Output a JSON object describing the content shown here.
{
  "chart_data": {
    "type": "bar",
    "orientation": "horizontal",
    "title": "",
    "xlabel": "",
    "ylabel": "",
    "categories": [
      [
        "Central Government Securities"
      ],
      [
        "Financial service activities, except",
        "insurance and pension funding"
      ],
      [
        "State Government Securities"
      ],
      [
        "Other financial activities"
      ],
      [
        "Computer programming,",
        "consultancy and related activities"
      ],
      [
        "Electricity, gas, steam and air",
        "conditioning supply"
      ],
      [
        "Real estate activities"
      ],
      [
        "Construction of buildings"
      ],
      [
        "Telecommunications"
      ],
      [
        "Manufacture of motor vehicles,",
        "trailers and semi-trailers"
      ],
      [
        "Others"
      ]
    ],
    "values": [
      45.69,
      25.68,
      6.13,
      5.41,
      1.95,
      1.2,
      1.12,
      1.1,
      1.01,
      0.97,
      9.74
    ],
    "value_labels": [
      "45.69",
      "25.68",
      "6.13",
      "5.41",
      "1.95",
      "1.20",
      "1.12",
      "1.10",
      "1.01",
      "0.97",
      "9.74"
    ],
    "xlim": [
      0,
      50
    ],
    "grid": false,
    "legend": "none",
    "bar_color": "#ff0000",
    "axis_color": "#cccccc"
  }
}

====

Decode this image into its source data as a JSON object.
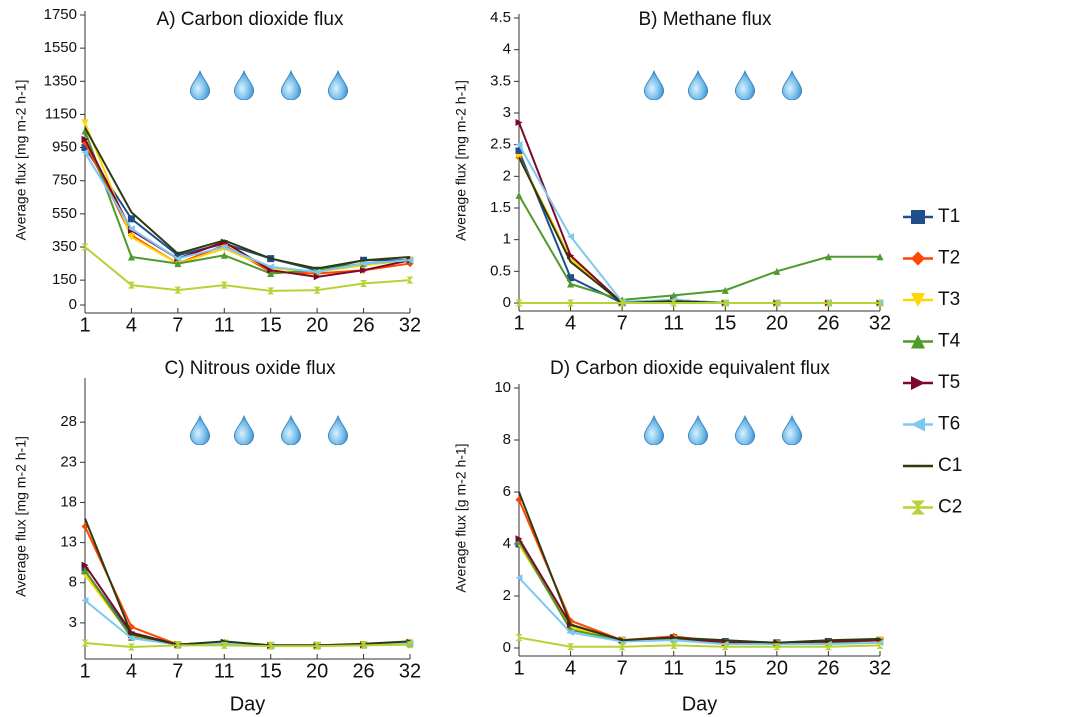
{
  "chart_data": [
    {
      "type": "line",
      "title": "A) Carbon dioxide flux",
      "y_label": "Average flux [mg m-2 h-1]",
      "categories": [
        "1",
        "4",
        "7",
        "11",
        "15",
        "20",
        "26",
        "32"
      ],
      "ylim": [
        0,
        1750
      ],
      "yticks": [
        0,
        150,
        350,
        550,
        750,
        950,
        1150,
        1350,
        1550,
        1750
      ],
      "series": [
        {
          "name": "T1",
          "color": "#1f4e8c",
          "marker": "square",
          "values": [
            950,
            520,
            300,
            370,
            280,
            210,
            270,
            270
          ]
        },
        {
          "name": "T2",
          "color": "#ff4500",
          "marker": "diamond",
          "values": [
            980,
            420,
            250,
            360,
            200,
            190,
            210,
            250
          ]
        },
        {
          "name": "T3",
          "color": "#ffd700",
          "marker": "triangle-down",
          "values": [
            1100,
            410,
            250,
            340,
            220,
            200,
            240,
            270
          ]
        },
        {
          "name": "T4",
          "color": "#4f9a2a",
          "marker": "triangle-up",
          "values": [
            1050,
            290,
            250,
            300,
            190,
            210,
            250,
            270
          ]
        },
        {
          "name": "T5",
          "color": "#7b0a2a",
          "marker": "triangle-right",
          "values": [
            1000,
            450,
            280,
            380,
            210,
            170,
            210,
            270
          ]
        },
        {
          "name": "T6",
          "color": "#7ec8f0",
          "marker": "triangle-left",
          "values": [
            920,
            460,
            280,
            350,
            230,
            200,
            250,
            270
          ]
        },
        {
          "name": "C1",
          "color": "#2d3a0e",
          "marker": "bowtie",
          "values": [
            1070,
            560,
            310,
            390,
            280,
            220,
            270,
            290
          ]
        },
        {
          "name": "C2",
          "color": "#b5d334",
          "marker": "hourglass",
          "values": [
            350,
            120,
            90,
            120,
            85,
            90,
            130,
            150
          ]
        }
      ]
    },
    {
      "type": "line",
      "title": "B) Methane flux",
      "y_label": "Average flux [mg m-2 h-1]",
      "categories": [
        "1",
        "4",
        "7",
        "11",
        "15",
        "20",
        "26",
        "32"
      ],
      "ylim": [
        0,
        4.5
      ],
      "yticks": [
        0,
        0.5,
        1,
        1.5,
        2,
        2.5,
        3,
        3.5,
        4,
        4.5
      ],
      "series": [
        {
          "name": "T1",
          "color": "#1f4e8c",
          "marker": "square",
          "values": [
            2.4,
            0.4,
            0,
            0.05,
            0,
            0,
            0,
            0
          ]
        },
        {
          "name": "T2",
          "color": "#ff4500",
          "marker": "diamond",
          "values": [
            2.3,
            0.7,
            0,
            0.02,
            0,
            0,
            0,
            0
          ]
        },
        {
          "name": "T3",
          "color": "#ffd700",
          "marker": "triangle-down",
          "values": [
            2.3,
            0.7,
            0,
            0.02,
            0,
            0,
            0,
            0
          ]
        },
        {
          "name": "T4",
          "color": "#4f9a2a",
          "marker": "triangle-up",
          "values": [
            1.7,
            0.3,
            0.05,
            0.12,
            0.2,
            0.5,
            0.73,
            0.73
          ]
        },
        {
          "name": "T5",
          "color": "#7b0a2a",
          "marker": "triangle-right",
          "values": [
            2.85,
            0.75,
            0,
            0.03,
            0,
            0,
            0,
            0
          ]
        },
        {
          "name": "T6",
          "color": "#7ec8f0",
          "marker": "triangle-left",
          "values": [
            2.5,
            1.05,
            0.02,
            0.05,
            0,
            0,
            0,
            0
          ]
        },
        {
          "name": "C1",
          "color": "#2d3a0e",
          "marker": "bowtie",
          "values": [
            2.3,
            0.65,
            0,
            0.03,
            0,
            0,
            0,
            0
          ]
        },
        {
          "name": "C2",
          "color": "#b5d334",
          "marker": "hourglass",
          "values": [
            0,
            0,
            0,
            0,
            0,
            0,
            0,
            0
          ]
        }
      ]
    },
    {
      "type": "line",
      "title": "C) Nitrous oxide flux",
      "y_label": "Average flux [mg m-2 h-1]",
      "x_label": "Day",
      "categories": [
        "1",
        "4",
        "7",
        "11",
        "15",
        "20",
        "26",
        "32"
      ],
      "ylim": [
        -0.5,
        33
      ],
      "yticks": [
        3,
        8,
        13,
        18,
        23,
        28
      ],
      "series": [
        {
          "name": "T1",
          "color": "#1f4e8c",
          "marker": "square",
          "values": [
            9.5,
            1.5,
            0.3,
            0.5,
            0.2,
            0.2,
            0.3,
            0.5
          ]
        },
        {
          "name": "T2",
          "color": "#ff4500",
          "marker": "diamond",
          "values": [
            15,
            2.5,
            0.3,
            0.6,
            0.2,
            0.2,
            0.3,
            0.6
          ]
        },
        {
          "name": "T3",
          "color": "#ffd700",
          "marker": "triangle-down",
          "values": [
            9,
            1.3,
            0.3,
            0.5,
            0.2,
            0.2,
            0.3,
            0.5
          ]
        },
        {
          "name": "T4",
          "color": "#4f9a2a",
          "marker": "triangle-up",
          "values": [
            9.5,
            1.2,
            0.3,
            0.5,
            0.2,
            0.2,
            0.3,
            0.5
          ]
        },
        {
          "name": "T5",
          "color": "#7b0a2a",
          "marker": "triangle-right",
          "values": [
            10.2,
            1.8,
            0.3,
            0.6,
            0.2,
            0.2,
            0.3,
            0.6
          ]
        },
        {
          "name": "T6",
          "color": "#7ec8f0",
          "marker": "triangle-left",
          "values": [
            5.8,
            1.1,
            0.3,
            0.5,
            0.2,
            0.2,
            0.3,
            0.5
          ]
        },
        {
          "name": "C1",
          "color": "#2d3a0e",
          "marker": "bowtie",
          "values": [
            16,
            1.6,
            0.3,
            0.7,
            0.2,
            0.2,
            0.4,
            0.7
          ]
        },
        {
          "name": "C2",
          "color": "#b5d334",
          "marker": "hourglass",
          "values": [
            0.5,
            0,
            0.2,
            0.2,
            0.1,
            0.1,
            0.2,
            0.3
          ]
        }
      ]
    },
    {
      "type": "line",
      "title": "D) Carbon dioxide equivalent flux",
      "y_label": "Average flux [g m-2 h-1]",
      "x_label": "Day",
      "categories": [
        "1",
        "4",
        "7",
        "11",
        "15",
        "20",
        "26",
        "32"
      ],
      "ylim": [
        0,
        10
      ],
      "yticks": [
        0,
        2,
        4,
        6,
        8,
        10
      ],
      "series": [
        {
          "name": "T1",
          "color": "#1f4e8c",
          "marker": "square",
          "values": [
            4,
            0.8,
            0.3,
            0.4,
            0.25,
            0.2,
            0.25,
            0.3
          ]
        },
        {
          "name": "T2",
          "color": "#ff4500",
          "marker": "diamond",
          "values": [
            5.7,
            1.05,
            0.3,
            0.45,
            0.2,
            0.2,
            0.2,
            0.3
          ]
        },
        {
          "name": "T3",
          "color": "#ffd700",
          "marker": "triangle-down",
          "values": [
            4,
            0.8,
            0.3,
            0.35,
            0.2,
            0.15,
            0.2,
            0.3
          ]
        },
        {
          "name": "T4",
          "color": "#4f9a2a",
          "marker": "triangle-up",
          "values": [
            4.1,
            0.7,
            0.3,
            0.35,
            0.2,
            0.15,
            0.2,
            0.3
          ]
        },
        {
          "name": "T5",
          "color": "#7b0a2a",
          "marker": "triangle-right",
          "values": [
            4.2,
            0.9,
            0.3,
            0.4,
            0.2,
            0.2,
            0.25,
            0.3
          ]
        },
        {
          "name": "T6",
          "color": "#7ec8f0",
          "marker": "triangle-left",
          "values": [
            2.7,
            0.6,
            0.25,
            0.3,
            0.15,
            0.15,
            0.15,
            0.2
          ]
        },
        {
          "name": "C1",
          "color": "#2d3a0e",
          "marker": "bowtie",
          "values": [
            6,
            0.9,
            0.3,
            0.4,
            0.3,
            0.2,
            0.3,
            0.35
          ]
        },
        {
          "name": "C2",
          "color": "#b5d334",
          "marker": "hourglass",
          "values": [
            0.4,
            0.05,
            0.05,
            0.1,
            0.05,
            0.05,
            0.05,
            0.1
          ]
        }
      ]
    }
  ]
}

====

_DO THIS_. Using the records above, copy each line that contains "Government".

_RESULT_.
        "Central Government Securities"
        "State Government Securities"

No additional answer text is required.